Personaggi precari. Vanni Santoni e la realtà epigrafica

Personaggi precari. Vanni Santoni e la realtà epigrafica

Recensione di Martino Ciano. In copertina: “Personaggi precari” di Vanni Santoni, Voland, 2024

Personaggi in cerca d’autore; donne e uomini bisognosi di un attimo di popolarità, sicuri di lasciare una traccia del loro passaggio in quest’epoca di confusione, di sovraesposizione, di ricerca dell’unicità. Vanni Santoni immortala tutto ciò attraverso delle epigrafi che hanno tanto il sapore dell’epitaffio quanto di impressioni suggestive da lasciare ai posteri.

Usa l’ironia, il sarcasmo, il gioco di parole, l’allegoria, il doppio senso; Ci sono anche frasi apparentemente gettate lì, che il lettore deve interpretare. Alcune volte, infatti, ci sembrerà di trovarci davanti a un enigma da risolvere, per giungere poi a un’amara rivelazione sui nostri usi e costumi. Insomma, lo scrittore toscano ci consegna dei segni e lascia a noi il compito di decifrarli. Il risultato è scontato? No, perché non è sempre semplice delineare “il bello e il brutto” della nostra epoca.

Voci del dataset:
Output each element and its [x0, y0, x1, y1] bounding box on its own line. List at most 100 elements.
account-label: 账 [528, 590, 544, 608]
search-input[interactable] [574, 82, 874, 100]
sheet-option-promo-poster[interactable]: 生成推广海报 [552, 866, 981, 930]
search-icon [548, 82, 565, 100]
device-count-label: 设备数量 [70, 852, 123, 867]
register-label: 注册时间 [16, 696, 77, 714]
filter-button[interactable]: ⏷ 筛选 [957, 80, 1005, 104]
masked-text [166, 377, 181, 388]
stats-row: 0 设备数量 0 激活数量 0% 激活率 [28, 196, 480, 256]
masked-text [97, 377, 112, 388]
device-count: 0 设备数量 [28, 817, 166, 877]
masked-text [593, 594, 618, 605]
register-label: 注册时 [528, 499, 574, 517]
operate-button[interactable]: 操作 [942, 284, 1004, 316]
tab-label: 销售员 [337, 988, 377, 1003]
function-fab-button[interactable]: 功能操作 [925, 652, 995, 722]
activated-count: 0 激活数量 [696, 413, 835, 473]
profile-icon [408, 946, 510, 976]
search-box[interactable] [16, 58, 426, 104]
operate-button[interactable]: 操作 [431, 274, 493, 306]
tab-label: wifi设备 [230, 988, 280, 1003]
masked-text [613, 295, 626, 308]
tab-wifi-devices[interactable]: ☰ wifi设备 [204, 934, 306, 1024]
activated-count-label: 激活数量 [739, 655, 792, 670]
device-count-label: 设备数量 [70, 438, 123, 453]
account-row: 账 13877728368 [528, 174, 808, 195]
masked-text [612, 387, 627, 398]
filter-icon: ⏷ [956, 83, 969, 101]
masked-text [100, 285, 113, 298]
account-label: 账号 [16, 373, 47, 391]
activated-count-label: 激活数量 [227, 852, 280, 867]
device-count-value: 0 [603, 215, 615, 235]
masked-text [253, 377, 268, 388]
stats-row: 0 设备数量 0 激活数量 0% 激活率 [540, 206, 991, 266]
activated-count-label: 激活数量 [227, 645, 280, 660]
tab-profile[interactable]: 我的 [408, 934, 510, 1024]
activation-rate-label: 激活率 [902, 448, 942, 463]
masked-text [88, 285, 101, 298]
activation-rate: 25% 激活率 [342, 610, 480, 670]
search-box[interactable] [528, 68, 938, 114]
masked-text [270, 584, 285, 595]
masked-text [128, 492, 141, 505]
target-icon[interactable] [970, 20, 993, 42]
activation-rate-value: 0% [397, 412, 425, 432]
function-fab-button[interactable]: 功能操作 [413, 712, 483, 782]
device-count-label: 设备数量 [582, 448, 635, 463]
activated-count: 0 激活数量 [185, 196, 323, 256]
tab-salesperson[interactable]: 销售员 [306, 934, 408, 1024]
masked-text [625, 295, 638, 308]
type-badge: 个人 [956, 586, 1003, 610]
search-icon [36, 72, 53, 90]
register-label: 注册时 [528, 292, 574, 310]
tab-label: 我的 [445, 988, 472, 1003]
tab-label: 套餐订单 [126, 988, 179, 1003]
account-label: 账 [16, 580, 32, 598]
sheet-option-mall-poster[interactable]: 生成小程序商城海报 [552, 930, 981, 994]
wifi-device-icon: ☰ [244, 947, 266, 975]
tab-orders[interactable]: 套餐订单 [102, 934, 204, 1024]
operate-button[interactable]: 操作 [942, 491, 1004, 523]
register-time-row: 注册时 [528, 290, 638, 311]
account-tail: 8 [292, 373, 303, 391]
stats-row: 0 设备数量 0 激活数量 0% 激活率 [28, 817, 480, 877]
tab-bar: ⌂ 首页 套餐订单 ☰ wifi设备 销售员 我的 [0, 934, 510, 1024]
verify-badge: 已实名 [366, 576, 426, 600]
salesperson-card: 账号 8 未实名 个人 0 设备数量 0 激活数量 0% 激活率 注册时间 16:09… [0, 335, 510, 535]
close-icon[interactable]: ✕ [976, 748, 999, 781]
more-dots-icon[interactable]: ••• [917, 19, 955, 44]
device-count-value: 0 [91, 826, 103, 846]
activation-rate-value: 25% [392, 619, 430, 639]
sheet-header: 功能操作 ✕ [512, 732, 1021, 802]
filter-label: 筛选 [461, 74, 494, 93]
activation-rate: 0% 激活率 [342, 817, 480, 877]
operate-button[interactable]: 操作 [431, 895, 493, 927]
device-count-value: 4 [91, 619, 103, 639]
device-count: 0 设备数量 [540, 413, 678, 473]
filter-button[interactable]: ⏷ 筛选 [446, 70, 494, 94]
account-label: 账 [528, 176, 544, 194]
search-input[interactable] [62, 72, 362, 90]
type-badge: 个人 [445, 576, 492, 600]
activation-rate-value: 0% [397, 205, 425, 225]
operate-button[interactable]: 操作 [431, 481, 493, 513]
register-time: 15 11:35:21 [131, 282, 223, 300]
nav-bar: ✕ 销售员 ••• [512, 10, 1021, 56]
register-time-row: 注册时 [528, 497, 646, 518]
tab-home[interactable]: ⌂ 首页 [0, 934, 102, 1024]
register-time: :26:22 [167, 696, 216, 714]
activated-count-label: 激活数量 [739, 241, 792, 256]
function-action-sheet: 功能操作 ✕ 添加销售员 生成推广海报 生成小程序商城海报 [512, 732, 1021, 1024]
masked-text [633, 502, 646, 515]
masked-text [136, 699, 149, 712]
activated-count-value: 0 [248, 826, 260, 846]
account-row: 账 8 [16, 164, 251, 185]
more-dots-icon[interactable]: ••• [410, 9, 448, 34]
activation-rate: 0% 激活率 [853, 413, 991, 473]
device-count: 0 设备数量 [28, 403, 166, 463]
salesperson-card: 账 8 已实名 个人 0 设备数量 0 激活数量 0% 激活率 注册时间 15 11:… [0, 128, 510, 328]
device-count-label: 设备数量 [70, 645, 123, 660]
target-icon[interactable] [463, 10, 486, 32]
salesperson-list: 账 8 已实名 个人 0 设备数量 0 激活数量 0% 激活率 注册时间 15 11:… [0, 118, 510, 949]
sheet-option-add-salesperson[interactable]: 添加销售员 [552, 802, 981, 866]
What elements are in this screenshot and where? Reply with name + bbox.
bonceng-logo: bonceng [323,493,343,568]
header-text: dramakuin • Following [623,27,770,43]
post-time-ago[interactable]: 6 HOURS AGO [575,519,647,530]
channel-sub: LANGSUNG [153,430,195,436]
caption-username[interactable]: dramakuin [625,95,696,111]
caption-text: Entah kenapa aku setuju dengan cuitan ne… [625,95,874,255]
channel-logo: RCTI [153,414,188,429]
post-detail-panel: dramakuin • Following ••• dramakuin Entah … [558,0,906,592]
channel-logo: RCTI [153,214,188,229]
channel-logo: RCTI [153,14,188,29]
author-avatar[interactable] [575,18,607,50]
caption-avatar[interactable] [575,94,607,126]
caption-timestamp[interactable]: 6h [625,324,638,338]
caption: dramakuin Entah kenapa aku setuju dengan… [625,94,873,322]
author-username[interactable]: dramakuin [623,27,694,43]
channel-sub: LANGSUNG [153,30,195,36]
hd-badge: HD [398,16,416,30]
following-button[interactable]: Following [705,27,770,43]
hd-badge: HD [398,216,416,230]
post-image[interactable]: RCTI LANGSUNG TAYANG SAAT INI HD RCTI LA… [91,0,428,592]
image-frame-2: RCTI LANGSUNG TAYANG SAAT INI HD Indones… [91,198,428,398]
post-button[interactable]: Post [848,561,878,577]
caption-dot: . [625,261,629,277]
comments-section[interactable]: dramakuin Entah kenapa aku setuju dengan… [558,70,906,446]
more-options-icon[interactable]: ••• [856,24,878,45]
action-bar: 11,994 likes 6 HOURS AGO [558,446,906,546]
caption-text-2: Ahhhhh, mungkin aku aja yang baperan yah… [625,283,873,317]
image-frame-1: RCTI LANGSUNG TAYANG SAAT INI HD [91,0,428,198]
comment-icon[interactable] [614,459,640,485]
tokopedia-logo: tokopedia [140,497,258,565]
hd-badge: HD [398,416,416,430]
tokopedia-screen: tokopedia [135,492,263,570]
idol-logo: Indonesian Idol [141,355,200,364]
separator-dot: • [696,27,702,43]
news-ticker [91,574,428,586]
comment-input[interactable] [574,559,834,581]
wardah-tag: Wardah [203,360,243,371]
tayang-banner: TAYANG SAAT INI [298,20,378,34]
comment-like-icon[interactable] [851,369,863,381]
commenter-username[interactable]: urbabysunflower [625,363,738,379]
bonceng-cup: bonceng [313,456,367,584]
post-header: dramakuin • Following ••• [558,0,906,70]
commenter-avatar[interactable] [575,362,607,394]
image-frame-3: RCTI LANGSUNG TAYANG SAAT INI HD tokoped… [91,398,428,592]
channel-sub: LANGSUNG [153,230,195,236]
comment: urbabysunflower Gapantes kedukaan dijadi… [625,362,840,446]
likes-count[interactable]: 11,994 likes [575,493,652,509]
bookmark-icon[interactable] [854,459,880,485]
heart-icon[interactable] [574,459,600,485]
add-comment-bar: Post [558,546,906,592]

**COSA FARE**
Per favore, estrai la recensione di «Personaggi precari» e trascrivila tutta, parola per parola, senza alcuna modifica.

**RISPOSTA**
Personaggi precari. Vanni Santoni e la realtà epigrafica

Personaggi precari. Vanni Santoni e la realtà epigrafica

Recensione di Martino Ciano. In copertina: “Personaggi precari” di Vanni Santoni, Voland, 2024

Personaggi in cerca d’autore; donne e uomini bisognosi di un attimo di popolarità, sicuri di lasciare una traccia del loro passaggio in quest’epoca di confusione, di sovraesposizione, di ricerca dell’unicità. Vanni Santoni immortala tutto ciò attraverso delle epigrafi che hanno tanto il sapore dell’epitaffio quanto di impressioni suggestive da lasciare ai posteri.

Usa l’ironia, il sarcasmo, il gioco di parole, l’allegoria, il doppio senso; Ci sono anche frasi apparentemente gettate lì, che il lettore deve interpretare. Alcune volte, infatti, ci sembrerà di trovarci davanti a un enigma da risolvere, per giungere poi a un’amara rivelazione sui nostri usi e costumi. Insomma, lo scrittore toscano ci consegna dei segni e lascia a noi il compito di decifrarli. Il risultato è scontato? No, perché non è sempre semplice delineare “il bello e il brutto” della nostra epoca.